(Figure data in JSON)

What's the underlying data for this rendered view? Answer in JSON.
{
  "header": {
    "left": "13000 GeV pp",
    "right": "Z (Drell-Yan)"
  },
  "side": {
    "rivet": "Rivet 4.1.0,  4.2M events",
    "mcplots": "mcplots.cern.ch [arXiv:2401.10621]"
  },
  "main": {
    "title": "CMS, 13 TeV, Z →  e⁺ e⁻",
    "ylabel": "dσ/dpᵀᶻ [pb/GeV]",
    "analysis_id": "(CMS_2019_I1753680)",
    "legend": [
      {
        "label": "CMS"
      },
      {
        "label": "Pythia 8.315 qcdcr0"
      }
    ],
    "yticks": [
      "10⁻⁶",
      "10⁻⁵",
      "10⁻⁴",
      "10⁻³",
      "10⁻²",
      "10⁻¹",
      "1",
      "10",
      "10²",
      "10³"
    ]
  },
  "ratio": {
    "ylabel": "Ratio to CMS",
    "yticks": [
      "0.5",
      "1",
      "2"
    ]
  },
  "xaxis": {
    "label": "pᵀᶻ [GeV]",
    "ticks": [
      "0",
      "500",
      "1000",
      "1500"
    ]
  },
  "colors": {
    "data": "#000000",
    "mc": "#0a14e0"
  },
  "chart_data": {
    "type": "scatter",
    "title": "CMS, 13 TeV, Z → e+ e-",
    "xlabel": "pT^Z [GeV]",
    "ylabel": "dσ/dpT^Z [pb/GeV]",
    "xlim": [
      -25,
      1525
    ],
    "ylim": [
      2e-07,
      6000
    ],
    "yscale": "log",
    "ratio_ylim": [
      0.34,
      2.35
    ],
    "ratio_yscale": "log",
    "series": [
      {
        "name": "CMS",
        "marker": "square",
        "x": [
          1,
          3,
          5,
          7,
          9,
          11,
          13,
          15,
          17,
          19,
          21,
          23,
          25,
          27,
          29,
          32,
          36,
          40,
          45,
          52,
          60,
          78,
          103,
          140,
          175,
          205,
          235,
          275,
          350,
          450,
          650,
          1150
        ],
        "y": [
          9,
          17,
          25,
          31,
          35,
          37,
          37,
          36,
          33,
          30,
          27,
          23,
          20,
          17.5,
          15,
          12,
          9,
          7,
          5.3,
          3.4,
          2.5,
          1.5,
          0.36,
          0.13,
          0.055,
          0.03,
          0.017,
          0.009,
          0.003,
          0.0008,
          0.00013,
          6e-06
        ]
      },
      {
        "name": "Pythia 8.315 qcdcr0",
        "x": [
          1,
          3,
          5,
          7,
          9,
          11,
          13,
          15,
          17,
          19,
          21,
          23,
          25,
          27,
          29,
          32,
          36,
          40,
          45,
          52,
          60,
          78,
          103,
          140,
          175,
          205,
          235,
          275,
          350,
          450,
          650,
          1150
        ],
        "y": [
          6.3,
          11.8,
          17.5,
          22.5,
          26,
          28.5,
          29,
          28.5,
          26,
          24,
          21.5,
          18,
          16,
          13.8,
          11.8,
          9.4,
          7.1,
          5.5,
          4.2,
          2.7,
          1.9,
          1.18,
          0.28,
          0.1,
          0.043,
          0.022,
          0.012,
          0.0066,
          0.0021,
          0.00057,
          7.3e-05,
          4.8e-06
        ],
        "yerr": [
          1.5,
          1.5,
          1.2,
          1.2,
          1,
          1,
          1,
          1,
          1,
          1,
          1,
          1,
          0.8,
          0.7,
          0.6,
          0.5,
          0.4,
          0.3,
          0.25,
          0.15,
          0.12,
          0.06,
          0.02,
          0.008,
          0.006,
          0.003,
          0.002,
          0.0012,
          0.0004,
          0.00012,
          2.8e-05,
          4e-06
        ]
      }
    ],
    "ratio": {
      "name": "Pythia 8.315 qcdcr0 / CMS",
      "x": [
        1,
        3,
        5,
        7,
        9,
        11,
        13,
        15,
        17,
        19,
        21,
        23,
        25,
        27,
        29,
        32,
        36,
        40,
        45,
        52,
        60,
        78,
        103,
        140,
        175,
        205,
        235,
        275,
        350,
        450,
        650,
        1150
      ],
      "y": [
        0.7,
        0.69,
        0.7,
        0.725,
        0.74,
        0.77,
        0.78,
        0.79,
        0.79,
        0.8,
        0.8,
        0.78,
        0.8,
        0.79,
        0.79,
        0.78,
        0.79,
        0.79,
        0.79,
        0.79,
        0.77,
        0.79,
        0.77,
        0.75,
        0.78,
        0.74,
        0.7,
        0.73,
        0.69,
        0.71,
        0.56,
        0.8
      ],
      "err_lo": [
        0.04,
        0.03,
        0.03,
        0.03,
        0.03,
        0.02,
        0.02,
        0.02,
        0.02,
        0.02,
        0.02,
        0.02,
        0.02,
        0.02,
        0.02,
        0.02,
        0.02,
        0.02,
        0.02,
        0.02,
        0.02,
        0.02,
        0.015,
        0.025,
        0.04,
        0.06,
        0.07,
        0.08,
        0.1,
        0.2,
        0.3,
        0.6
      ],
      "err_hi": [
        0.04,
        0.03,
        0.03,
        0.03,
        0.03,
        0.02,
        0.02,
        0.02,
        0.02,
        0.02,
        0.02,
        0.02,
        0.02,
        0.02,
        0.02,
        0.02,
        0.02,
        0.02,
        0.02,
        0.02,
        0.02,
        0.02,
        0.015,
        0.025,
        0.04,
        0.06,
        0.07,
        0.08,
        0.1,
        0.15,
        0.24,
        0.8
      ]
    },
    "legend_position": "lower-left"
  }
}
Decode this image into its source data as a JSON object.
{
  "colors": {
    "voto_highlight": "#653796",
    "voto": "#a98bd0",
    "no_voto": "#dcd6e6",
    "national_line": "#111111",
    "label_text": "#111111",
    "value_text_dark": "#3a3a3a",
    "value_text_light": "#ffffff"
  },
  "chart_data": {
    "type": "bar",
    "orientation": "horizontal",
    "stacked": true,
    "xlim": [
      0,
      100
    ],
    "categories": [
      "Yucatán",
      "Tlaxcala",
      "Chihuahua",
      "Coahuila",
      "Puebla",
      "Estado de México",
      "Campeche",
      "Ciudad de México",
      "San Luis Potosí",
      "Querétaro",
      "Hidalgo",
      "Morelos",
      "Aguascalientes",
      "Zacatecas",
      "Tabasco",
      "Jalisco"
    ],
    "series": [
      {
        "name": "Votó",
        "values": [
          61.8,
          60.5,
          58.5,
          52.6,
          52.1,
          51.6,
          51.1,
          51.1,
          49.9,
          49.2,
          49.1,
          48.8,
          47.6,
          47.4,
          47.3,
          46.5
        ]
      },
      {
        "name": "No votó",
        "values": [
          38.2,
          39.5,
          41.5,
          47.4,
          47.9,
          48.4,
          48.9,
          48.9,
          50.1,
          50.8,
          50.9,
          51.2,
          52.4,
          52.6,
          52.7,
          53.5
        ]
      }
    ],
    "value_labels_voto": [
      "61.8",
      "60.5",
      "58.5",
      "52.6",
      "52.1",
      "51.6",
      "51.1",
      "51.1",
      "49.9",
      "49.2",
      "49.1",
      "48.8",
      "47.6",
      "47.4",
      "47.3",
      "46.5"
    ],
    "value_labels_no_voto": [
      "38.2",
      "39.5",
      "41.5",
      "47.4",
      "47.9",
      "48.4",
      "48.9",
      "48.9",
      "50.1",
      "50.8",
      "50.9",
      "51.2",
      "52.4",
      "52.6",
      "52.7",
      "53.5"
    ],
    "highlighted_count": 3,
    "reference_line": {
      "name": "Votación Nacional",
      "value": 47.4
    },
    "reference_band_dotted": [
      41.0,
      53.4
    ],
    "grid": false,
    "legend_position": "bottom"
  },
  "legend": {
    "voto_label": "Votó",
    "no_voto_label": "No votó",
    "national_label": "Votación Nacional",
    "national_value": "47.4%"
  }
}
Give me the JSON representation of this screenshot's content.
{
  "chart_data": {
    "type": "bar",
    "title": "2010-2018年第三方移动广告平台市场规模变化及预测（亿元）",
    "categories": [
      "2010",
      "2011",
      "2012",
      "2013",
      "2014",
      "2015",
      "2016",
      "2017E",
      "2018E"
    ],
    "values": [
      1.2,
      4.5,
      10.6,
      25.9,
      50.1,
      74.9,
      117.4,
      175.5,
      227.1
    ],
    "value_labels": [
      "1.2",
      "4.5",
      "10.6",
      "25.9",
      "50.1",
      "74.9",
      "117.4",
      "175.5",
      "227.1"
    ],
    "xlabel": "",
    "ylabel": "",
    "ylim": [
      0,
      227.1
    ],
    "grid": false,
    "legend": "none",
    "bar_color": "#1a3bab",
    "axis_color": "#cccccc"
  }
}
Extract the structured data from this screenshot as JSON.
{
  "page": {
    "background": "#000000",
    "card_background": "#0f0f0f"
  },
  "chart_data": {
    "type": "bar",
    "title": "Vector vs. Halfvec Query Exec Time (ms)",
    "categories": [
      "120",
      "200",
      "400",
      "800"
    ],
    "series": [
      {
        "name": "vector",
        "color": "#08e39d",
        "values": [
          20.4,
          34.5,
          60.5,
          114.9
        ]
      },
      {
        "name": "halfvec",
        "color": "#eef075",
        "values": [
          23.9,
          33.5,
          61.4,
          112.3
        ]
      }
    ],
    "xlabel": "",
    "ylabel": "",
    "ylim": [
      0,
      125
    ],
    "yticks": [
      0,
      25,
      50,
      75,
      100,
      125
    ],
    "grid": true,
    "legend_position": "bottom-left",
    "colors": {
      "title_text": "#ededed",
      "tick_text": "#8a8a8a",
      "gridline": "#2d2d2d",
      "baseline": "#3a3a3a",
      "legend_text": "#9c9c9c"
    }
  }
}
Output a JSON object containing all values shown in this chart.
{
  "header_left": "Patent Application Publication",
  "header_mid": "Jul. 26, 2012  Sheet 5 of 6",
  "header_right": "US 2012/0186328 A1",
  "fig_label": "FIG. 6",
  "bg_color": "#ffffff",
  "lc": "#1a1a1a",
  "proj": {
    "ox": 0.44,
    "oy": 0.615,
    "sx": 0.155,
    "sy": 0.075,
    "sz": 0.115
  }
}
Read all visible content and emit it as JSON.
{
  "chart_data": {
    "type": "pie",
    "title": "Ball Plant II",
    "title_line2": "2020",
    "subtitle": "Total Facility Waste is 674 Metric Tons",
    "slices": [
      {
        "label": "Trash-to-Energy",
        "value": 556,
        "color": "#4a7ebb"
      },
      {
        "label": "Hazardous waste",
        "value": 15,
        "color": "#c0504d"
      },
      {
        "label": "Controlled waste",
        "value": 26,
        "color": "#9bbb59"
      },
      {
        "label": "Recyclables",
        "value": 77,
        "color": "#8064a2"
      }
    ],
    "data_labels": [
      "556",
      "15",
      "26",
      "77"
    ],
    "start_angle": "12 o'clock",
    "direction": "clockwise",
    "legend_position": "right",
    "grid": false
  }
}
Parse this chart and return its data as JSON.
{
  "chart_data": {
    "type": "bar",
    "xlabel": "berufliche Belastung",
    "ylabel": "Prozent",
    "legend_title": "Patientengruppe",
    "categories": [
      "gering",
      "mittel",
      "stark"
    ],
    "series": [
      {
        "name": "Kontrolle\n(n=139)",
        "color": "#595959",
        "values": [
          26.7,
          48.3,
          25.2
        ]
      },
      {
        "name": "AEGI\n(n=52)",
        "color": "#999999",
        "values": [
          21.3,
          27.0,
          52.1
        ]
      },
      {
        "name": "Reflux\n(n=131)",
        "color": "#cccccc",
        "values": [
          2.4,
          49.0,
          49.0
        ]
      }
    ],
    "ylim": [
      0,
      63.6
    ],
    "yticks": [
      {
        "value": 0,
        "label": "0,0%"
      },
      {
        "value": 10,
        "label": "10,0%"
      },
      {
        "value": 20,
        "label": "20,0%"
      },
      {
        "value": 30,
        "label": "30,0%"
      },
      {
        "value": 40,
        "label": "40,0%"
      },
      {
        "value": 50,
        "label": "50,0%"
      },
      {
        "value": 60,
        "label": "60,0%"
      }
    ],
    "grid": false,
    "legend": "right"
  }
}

## STATED EXERCISE
From the data above, copy each line that has the string "object".

## EXERCISE RESULT
Decode this image into its source data as a JSON object.
Output a JSON object containing all values shown in this chart.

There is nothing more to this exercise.